
  • With the European Court of Justice (ECJ), the UK should simply follow the Swiss model, where international disputes are settled by bespoke dispute resolution mechanisms, but all projects funded subscribe to the ECJ. This is because the Commission has a responsibility to fund, audit and administrate the science programme and the ECJ is the oversight mechanism for disputes. There are precedents of disagreements between Commission auditors and Swiss Institutions going to the ECJ.

  • With Free Movement, again the Swiss model should be explored. The major issues that the UK public express with immigration from the EU can all be settled within the flexible Freedom of Movement framework. The Swiss negotiated with the EU to allow themselves an adaptation to the framework. Namely, to demand jobs are offered to local Swiss nationals before advertising of those jobs internationally. The EU agreed. The Swiss also register all foreign employees within the country. We also note the “3 month rule” associated with Free Movement that the UK Government does not use.  Therefore, there exists a recipe, within the Freedom of Movement framework, to control immigration much more tightly and to selectively prioritise employment of British nationals.

Quotes

 “The key problems for science are the two ‘red lines’ of restricting Freedom of Movement and not being subject to the jurisdiction of the ECJ. This paper fails to address either of these and as a result perpetuates the damage being caused to UK research and technology by Brexit uncertainty.”

– Dr Rob Davidson, Director, Scientists for EU

 “UK scientists overwhelmingly support the EU science programme and Vote Leave pledged to continue it. The UK-EU science relationship has been a huge success story and all efforts should be made to continue it.”

– Dr Mike Galsworthy, Director, Scientists for EU

“The Brexit government is not impressing anyone with these empty papers. They seem to be hoping that the EU will provide a solution to the problems of Brexit when it is the responsibility of the Brexit leaders to defend their claims with realistic solutions.” 

– Dr Rob Davidson, Director, Scientists for EU

 “The UK government would be wise not to offer to continue to pay only the current amount, as it’s widely known the UK has financially profited from the science programme. However, to pay only what we receive back and leave the admin and structural fund costs to other advanced European nations to shoulder probably will not be well received either.”

> [What the task asks] Pick up the text on Brexit and UK science after its last sentence and keep writing it. The rows that come next have nothing to do with this text.

(Bounding box prediction data)
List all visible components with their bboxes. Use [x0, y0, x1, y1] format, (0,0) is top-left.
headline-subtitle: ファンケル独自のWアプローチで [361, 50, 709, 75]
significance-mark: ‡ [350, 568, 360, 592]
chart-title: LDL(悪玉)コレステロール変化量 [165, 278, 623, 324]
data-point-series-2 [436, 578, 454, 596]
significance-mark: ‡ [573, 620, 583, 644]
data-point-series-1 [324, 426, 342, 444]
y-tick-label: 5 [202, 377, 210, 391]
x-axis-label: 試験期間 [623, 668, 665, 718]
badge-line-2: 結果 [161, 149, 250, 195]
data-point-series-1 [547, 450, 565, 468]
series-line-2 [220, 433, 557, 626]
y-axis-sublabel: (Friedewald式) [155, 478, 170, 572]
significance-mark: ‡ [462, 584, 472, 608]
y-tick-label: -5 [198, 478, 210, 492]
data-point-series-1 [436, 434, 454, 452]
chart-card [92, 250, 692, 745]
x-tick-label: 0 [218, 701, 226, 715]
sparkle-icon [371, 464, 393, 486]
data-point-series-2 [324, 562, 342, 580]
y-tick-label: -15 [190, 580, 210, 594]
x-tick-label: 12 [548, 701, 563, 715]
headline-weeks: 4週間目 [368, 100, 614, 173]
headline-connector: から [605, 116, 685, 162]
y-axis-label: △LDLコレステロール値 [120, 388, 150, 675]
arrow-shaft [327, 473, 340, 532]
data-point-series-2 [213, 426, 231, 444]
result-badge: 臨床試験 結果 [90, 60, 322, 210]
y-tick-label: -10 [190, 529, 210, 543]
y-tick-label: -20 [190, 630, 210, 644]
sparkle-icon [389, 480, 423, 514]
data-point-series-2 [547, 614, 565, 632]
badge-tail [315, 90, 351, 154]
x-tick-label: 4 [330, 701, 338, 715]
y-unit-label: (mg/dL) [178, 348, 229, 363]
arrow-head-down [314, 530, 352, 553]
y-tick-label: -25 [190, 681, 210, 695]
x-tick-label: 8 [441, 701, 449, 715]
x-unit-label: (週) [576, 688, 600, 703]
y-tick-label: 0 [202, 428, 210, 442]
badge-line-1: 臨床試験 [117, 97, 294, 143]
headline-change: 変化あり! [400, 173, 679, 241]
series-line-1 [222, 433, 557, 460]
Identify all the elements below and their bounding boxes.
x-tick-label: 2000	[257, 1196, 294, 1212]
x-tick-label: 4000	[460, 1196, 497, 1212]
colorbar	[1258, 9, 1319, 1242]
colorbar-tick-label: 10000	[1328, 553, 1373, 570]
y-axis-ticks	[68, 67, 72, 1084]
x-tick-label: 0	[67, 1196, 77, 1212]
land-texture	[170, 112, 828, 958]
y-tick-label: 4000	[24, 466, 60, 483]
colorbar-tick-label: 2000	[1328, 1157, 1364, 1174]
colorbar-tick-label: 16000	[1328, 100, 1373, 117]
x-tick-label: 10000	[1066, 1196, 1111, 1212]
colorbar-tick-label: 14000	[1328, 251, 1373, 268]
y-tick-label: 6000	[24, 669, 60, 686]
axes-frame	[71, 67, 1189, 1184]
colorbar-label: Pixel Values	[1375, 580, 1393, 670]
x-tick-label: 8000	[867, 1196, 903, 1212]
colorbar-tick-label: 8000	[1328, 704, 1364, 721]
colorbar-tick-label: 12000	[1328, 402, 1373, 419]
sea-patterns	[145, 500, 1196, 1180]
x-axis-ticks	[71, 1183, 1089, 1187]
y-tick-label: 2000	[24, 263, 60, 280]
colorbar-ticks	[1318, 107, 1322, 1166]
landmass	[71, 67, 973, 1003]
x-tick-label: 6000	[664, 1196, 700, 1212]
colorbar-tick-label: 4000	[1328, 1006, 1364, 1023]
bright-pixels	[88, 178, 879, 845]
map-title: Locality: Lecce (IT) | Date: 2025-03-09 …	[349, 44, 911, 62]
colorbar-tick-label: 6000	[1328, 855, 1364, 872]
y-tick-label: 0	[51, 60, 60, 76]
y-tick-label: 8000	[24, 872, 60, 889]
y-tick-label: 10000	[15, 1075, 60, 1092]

> [Output for this exercise]
 – Dr Mike Galsworthy, Director, Scientists for EU

 “We welcome the government’s keenness to be involved in specific programs such as Galileo and Copernicus but these need to be backed by clear and firm commitments and soon because contracts are already being decided and the UK will lose out if the position paper allows uncertainty to continue.”

– Dr Rob Davidson, Director, Scientists for EU

 “The UK has made bold commitments to its space sector, but this is badly jeopardized if we cannot play fully in the EU space ecosystem. Similarly with tech, the size of the market matters.”

– Dr Mike Galsworthy, Director, Scientists for EU

 “Switzerland recently overturned their own narrow referendum that restricted freedom of movement because of the damage to their participation in EU science, the UK’s position paper must account for how the UK will keep to its Brexit ‘red lines’ and yet achieve a different outcome”

- Dr Rob Davidson, Director, Scientists for EU

 “In their recent position papers, the Brexit government has sung the praises of the EU’s harmonized regulations for trade and development. They need to recognize these also benefit pure research and technological industries. From pharma to groceries, UK R&D and UK citizens benefit from common markets, regulations and dispute resolution.”

- Dr Rob Davidson, Director, Scientists for EU

 “Science is integrated with policy, regulations, tech and trade. To cherry-pick it away from EU membership works reasonably if we stay in the Single Market. However, it becomes much more tortuous if we leave EEA, EFTA and Europe’s advanced ecosystem altogether.”